## Begin

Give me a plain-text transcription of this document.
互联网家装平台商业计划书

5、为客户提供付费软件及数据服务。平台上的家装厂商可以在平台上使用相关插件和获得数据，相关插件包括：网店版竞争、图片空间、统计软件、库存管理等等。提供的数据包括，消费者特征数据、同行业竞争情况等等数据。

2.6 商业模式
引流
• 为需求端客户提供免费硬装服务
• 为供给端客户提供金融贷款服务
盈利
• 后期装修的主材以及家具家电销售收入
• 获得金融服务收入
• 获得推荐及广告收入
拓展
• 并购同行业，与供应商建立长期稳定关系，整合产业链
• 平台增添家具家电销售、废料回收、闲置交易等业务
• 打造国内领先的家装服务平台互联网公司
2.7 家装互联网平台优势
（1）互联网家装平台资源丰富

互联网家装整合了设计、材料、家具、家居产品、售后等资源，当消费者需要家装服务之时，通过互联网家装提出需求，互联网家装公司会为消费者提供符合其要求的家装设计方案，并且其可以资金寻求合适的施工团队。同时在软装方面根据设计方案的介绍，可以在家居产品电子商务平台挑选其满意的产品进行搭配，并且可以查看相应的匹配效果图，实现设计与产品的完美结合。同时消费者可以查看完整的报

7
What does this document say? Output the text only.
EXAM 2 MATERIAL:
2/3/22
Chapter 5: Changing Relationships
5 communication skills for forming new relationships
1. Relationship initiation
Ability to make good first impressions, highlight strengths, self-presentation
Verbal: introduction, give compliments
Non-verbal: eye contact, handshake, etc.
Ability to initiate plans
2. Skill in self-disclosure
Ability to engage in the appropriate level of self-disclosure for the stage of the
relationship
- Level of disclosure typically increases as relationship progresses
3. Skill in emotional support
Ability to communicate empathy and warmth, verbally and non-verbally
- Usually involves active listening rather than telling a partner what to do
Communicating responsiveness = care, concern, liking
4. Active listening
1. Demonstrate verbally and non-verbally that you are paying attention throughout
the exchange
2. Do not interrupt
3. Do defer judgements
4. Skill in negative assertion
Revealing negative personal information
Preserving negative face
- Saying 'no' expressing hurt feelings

## End
## Begin

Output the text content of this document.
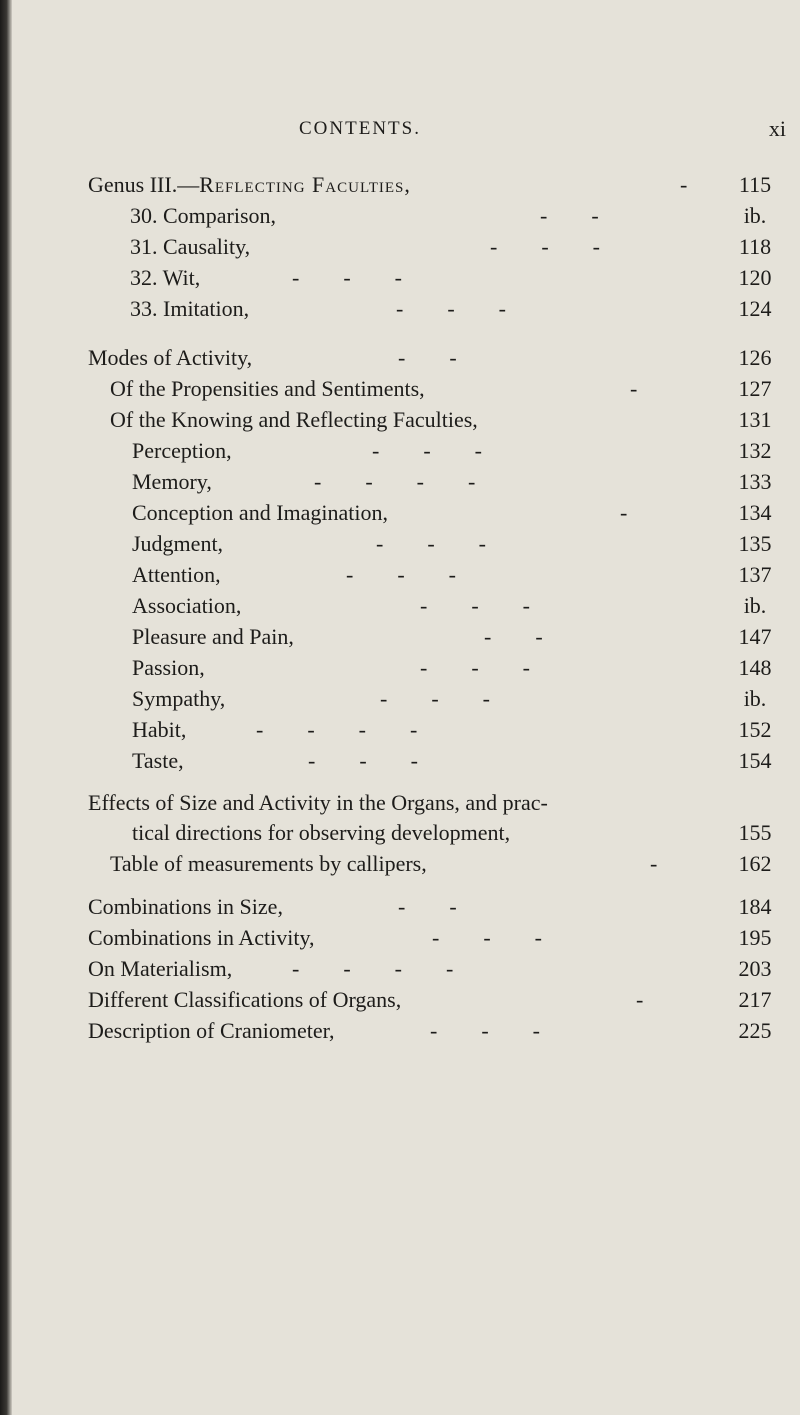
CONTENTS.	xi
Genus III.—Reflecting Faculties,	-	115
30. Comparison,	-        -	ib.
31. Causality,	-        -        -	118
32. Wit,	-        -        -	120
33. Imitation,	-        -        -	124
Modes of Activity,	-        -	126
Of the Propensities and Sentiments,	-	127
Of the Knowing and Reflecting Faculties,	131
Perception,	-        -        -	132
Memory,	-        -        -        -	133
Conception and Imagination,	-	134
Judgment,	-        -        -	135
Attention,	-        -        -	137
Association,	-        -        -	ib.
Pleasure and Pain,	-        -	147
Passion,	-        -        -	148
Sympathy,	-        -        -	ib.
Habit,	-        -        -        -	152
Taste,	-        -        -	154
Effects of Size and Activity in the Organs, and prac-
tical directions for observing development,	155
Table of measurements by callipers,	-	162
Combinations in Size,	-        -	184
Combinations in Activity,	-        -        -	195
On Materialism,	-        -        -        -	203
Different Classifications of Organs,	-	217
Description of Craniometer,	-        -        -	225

## End
## Begin

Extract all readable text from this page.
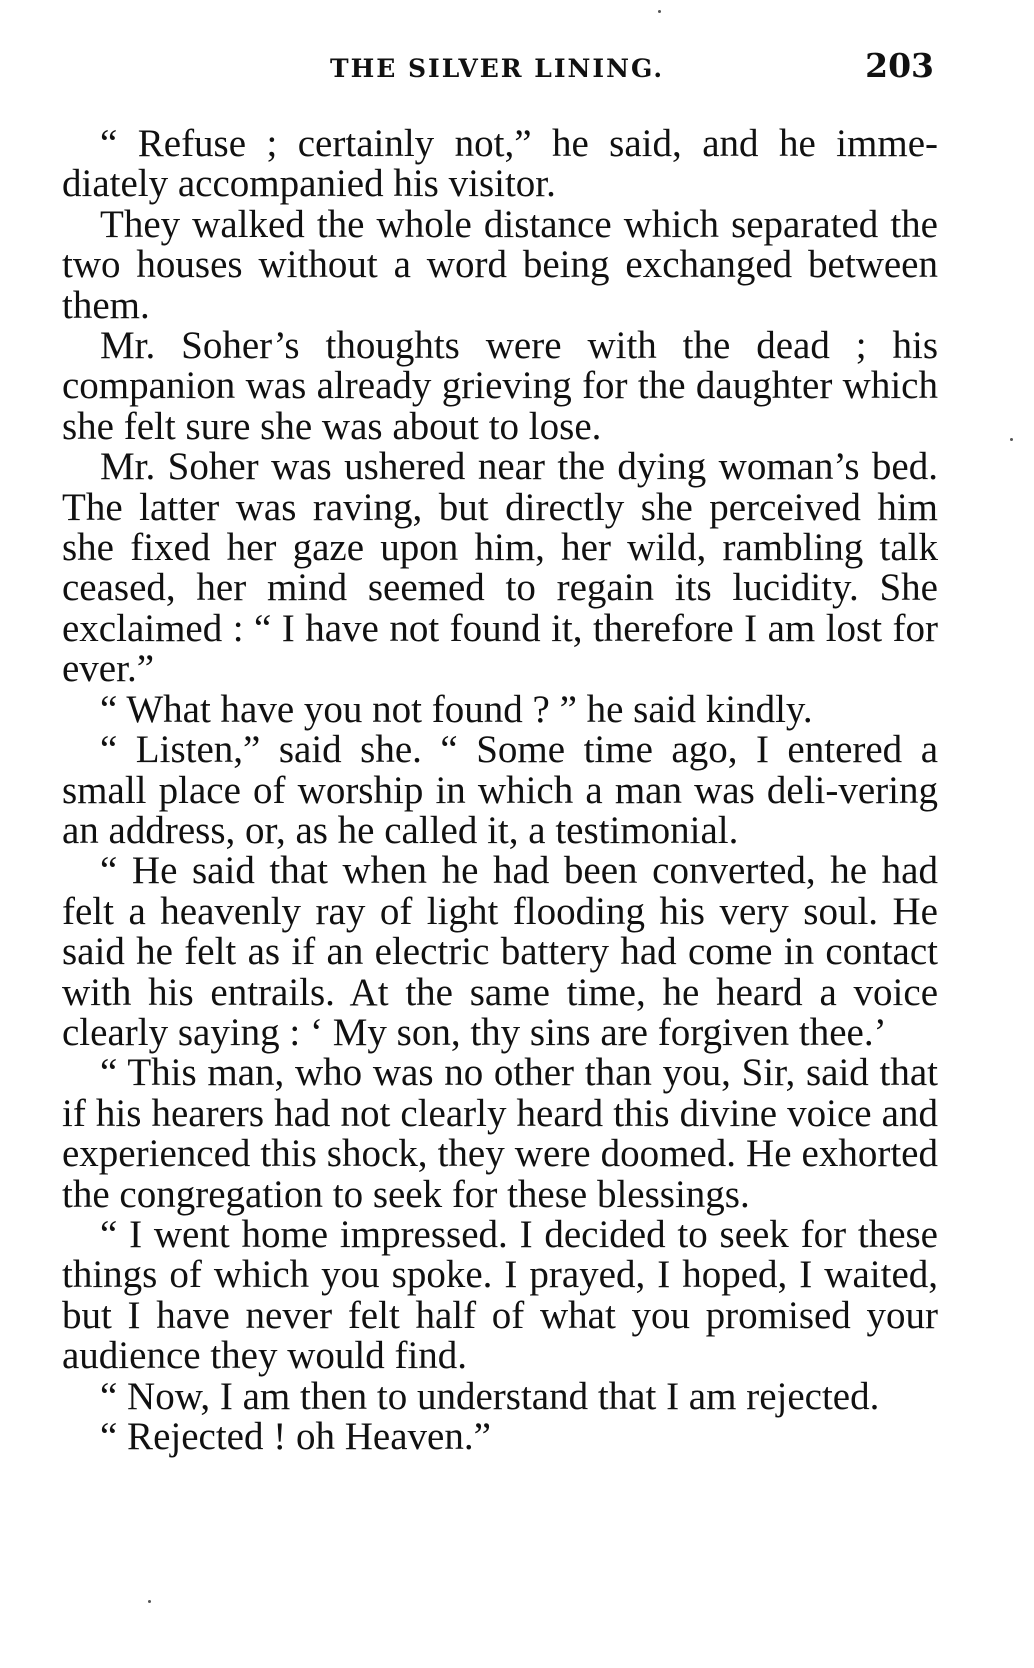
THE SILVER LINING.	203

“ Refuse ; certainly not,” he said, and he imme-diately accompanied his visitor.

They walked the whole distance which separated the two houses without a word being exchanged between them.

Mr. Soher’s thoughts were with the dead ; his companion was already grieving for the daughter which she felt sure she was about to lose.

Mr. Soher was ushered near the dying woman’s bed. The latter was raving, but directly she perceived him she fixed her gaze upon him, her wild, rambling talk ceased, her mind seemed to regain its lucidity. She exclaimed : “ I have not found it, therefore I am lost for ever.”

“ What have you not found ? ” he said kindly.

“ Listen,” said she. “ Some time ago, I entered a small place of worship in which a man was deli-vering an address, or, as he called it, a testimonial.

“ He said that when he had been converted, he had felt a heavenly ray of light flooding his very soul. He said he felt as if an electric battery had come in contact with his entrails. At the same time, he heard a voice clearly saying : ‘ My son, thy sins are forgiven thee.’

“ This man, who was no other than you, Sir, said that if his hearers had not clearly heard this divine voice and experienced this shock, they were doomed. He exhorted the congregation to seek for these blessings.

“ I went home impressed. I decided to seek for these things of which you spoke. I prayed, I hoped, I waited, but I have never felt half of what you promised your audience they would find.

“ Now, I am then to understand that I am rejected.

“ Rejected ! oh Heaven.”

## End

▶ **Your objective**
Pick out every line with the string "Reflecting" and copy it.

▶ **Reply**
Genus III.—Reflecting Faculties,	-	115
Of the Knowing and Reflecting Faculties,	131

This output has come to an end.